--- INFORMATION SUPPLIED ---

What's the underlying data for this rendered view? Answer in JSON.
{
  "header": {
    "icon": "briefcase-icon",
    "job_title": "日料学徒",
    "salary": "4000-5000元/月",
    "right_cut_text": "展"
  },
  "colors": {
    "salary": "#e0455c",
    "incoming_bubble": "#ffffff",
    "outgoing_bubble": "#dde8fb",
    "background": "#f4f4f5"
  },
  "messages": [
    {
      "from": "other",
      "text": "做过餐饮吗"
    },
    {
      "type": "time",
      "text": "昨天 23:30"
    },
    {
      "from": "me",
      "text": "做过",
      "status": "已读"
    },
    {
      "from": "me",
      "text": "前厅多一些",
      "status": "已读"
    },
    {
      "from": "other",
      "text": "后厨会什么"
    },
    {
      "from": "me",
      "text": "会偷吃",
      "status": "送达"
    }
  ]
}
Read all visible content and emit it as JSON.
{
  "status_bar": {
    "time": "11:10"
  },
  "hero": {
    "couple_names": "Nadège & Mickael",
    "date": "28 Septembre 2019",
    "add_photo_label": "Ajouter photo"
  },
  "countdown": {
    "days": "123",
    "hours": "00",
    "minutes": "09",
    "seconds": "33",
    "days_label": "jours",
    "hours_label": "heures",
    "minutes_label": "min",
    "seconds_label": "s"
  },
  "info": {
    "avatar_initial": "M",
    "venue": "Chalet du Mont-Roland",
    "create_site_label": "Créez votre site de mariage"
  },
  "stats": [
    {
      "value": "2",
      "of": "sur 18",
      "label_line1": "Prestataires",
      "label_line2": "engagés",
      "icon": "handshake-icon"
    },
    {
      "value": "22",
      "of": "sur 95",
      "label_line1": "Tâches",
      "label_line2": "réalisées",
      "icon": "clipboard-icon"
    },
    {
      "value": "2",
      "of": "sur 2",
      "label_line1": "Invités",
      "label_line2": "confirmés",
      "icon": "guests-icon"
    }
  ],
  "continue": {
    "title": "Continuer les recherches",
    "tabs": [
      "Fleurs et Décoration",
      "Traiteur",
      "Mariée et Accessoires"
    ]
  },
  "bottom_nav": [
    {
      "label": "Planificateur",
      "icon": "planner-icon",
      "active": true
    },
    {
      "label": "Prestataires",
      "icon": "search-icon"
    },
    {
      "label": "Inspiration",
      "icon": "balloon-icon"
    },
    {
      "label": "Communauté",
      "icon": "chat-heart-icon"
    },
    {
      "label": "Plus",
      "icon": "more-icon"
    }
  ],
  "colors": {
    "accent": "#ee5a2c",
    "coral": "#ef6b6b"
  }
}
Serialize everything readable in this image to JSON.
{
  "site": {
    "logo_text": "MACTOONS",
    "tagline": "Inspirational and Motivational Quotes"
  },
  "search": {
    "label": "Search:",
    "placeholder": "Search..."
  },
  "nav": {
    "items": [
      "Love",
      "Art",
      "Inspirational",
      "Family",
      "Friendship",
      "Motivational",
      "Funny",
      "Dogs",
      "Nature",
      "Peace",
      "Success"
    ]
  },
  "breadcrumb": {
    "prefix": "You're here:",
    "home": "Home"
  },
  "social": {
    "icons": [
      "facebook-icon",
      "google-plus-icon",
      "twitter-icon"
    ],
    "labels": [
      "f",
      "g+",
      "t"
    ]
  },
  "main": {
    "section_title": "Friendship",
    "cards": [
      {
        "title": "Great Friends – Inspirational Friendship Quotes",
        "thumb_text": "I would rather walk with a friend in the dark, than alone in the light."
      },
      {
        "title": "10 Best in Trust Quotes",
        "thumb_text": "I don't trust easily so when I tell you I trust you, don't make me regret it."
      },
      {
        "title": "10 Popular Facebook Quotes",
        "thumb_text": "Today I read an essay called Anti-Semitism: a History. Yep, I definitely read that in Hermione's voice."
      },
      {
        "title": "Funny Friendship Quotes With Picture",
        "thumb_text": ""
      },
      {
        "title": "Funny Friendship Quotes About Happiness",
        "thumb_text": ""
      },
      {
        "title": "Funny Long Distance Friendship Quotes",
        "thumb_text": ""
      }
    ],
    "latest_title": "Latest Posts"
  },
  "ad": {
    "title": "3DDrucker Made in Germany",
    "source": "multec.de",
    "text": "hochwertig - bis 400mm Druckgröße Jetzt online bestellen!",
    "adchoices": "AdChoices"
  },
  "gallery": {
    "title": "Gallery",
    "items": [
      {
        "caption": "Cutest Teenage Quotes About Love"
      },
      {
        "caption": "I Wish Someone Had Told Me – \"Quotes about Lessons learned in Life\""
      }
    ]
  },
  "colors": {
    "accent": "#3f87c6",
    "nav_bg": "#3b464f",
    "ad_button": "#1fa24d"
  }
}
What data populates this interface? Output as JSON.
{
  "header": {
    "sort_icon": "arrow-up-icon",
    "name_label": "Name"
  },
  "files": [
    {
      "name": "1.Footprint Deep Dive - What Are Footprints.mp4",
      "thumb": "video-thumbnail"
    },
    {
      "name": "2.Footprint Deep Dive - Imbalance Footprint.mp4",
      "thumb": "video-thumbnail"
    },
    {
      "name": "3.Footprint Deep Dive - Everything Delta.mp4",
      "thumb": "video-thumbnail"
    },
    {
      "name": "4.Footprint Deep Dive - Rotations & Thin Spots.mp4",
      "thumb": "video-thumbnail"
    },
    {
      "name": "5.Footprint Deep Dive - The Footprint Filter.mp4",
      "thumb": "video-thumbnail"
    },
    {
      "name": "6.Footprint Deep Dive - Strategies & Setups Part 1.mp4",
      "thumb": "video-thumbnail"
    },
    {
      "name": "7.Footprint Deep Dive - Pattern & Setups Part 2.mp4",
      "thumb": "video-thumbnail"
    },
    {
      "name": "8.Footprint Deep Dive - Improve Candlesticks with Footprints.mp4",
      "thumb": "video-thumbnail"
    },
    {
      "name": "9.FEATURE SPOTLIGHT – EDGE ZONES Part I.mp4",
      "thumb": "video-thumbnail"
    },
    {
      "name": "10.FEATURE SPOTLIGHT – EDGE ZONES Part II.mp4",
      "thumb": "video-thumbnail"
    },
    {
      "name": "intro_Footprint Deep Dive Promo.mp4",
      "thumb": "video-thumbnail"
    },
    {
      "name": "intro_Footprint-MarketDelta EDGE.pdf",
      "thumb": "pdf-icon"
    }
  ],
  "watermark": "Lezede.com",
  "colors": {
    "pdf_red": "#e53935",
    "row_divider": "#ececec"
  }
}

---

● **REQUEST**
Take every line containing the word "Love" and copy it.

● **RESULT FOR THIS EXERCISE**
      "Love",
        "caption": "Cutest Teenage Quotes About Love"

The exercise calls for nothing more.